#### Exercise materials:
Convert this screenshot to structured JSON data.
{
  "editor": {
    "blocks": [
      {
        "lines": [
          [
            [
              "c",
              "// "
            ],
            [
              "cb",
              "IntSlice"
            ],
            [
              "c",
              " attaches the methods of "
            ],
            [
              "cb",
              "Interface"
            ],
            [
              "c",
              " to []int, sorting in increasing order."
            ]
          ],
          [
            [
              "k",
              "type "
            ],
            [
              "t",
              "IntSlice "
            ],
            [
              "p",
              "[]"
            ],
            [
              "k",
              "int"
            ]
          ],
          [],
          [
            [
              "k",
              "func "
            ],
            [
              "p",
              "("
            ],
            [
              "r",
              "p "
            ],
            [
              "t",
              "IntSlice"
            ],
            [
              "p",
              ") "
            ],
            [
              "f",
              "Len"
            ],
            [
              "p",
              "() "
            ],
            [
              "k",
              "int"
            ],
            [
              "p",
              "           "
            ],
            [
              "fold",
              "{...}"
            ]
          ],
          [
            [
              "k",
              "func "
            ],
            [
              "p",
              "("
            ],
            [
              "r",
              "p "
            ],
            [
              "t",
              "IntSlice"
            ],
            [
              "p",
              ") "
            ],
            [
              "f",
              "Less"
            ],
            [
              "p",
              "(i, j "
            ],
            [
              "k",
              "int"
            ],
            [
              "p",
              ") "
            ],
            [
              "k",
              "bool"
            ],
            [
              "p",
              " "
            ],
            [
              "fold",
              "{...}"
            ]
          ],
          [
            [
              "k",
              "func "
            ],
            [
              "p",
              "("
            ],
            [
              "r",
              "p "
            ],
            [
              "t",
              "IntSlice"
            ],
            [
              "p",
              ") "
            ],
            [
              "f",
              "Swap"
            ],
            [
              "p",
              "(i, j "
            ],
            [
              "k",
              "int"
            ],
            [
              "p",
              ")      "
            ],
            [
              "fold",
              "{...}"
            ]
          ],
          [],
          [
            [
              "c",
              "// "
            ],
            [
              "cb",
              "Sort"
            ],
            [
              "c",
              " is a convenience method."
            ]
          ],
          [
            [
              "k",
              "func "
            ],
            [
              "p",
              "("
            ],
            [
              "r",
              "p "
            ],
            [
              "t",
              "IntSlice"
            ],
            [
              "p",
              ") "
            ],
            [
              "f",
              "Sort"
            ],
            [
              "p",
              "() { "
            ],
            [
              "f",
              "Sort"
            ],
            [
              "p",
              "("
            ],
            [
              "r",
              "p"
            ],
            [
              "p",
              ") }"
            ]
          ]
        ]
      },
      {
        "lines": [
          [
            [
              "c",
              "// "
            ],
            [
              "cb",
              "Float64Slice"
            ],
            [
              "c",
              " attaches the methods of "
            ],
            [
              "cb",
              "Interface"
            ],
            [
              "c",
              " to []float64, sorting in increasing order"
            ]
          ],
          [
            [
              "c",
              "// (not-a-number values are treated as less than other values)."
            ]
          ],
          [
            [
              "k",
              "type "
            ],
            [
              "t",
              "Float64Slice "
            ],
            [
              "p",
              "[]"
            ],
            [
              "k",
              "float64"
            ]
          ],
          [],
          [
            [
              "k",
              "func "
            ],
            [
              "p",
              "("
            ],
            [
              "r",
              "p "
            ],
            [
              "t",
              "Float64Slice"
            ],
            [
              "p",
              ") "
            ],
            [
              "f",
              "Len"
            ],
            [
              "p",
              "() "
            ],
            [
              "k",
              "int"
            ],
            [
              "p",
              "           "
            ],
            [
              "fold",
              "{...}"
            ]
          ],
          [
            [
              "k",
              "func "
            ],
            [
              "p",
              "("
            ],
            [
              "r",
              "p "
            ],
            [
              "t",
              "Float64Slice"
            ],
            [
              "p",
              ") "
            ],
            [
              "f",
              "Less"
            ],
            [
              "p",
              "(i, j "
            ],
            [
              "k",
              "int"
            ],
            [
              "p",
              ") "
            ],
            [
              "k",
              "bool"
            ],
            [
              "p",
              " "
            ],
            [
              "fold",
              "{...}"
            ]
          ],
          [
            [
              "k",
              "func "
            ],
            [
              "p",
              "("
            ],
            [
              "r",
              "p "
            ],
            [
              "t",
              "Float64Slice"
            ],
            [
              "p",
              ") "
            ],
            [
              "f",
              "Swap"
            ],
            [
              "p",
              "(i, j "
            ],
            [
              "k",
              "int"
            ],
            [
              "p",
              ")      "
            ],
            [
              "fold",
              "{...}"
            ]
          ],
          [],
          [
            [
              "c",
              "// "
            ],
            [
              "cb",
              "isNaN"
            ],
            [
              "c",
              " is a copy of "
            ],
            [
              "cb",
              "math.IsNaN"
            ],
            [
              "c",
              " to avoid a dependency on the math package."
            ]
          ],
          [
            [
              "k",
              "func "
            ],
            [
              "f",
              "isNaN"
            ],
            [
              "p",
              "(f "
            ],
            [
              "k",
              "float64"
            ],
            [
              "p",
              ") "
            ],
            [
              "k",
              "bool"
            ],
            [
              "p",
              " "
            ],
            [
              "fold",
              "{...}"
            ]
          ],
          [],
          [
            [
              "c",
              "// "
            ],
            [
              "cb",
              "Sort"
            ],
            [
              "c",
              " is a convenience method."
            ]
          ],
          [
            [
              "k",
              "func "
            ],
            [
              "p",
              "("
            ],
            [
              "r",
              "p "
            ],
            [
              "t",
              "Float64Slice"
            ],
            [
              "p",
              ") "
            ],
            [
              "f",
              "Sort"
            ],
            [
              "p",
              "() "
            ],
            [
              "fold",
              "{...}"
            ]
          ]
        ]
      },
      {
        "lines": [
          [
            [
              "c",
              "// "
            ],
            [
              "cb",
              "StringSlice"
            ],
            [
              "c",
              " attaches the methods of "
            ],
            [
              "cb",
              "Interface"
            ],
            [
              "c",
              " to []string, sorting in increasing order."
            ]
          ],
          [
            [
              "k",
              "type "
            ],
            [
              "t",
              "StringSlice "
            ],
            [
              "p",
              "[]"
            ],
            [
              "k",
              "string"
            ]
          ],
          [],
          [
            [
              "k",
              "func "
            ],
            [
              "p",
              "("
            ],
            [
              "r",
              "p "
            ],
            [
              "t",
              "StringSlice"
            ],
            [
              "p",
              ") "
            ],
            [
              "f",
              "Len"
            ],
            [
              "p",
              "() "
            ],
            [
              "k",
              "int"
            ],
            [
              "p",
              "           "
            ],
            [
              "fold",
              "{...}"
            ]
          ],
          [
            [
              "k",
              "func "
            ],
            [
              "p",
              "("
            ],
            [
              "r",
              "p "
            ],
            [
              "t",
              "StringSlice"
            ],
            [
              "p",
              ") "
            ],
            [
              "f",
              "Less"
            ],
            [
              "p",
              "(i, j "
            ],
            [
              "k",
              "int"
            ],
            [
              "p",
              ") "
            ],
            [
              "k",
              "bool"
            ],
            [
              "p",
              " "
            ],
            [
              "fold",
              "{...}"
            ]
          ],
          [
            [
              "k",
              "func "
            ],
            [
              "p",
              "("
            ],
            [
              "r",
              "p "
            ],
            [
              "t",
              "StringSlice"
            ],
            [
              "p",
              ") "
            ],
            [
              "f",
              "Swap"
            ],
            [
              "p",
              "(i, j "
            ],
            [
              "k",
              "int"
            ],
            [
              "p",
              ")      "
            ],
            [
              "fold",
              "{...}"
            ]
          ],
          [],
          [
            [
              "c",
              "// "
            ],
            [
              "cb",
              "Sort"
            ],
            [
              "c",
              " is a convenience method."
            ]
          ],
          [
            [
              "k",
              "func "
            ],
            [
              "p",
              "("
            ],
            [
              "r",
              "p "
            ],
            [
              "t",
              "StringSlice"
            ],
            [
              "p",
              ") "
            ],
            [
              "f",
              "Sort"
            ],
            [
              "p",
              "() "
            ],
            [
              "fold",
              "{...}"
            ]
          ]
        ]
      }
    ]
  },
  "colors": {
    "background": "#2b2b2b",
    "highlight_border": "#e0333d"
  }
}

#### Exercise instructions:
Scan the records for the string "math". Copy each line in which it appears.

#### Exercise result:
              "math.IsNaN"
              " to avoid a dependency on the math package."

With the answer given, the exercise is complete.